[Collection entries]
··········
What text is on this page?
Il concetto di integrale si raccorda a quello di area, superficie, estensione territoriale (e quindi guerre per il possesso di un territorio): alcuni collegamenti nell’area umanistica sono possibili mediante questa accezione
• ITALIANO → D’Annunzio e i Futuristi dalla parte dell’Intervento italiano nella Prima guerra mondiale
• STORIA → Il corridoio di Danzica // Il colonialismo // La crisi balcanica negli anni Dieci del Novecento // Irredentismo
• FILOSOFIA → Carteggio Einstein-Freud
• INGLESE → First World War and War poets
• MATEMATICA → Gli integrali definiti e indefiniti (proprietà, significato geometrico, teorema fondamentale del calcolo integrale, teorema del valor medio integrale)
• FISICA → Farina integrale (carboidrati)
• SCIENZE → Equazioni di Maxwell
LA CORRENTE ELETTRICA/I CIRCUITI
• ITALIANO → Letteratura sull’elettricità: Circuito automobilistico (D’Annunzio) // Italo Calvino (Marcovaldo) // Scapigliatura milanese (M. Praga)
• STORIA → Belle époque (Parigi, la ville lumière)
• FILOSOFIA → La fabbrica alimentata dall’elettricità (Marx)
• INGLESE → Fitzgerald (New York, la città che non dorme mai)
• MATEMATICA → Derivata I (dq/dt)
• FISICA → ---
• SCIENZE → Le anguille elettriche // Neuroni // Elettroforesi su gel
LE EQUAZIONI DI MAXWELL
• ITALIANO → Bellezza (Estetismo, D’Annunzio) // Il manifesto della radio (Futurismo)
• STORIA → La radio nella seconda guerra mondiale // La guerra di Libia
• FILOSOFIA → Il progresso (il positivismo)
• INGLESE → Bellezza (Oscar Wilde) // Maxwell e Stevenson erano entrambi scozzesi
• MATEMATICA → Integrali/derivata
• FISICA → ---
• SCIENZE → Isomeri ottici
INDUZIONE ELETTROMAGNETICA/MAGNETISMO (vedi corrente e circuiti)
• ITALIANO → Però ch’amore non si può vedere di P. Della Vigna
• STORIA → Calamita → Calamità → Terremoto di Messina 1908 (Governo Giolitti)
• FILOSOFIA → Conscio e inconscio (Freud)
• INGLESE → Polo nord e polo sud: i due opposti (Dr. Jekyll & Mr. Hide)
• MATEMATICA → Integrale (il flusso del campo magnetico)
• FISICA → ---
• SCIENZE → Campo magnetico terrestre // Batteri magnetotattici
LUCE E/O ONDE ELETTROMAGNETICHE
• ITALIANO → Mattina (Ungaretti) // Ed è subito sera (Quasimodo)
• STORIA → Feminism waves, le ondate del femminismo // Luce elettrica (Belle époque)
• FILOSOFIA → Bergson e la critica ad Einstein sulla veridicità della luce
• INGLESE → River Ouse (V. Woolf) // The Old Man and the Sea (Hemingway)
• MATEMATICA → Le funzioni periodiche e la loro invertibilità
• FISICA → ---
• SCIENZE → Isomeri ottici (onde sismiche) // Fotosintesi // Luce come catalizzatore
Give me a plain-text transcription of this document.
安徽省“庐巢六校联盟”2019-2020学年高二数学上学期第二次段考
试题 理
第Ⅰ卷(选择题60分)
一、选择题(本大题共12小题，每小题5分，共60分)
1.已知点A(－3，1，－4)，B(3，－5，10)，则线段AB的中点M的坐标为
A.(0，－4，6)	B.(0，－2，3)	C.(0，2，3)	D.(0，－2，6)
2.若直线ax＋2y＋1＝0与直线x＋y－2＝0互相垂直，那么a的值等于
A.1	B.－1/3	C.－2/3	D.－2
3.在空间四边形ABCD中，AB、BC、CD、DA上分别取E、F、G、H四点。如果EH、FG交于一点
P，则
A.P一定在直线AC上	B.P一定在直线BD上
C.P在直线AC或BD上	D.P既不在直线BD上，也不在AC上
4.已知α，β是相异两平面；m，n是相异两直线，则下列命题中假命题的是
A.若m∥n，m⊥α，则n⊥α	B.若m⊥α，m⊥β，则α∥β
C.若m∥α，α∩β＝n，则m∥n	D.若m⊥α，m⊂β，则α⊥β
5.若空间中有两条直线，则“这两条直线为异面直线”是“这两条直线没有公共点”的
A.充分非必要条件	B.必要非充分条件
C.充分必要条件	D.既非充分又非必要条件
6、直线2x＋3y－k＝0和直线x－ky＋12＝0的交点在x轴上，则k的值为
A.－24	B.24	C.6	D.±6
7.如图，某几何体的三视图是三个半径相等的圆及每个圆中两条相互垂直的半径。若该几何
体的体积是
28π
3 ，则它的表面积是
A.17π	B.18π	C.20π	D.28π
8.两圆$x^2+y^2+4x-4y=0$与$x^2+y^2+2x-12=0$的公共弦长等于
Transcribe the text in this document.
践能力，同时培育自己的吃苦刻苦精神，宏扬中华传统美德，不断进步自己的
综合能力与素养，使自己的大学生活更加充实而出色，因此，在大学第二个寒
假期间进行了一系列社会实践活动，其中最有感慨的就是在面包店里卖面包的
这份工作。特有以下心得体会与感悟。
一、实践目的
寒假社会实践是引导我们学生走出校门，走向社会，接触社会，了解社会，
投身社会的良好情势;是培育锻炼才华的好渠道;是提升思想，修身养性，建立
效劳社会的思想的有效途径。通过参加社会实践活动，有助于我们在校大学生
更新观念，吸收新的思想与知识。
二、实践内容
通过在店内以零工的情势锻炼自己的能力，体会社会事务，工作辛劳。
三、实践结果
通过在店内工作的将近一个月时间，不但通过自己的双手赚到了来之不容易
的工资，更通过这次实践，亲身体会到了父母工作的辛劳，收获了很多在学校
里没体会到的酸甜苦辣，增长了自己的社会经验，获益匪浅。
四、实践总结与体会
··········
Copy exactly the lines above, from the one containing "Give me a plain-text" through the very last line.

Give me a plain-text transcription of this document.
安徽省“庐巢六校联盟”2019-2020学年高二数学上学期第二次段考
试题 理
第Ⅰ卷(选择题60分)
一、选择题(本大题共12小题，每小题5分，共60分)
1.已知点A(－3，1，－4)，B(3，－5，10)，则线段AB的中点M的坐标为
A.(0，－4，6)	B.(0，－2，3)	C.(0，2，3)	D.(0，－2，6)
2.若直线ax＋2y＋1＝0与直线x＋y－2＝0互相垂直，那么a的值等于
A.1	B.－1/3	C.－2/3	D.－2
3.在空间四边形ABCD中，AB、BC、CD、DA上分别取E、F、G、H四点。如果EH、FG交于一点
P，则
A.P一定在直线AC上	B.P一定在直线BD上
C.P在直线AC或BD上	D.P既不在直线BD上，也不在AC上
4.已知α，β是相异两平面；m，n是相异两直线，则下列命题中假命题的是
A.若m∥n，m⊥α，则n⊥α	B.若m⊥α，m⊥β，则α∥β
C.若m∥α，α∩β＝n，则m∥n	D.若m⊥α，m⊂β，则α⊥β
5.若空间中有两条直线，则“这两条直线为异面直线”是“这两条直线没有公共点”的
A.充分非必要条件	B.必要非充分条件
C.充分必要条件	D.既非充分又非必要条件
6、直线2x＋3y－k＝0和直线x－ky＋12＝0的交点在x轴上，则k的值为
A.－24	B.24	C.6	D.±6
7.如图，某几何体的三视图是三个半径相等的圆及每个圆中两条相互垂直的半径。若该几何
体的体积是
28π
3 ，则它的表面积是
A.17π	B.18π	C.20π	D.28π
8.两圆$x^2+y^2+4x-4y=0$与$x^2+y^2+2x-12=0$的公共弦长等于
Transcribe the text in this document.
践能力，同时培育自己的吃苦刻苦精神，宏扬中华传统美德，不断进步自己的
综合能力与素养，使自己的大学生活更加充实而出色，因此，在大学第二个寒
假期间进行了一系列社会实践活动，其中最有感慨的就是在面包店里卖面包的
这份工作。特有以下心得体会与感悟。
一、实践目的
寒假社会实践是引导我们学生走出校门，走向社会，接触社会，了解社会，
投身社会的良好情势;是培育锻炼才华的好渠道;是提升思想，修身养性，建立
效劳社会的思想的有效途径。通过参加社会实践活动，有助于我们在校大学生
更新观念，吸收新的思想与知识。
二、实践内容
通过在店内以零工的情势锻炼自己的能力，体会社会事务，工作辛劳。
三、实践结果
通过在店内工作的将近一个月时间，不但通过自己的双手赚到了来之不容易
的工资，更通过这次实践，亲身体会到了父母工作的辛劳，收获了很多在学校
里没体会到的酸甜苦辣，增长了自己的社会经验，获益匪浅。
四、实践总结与体会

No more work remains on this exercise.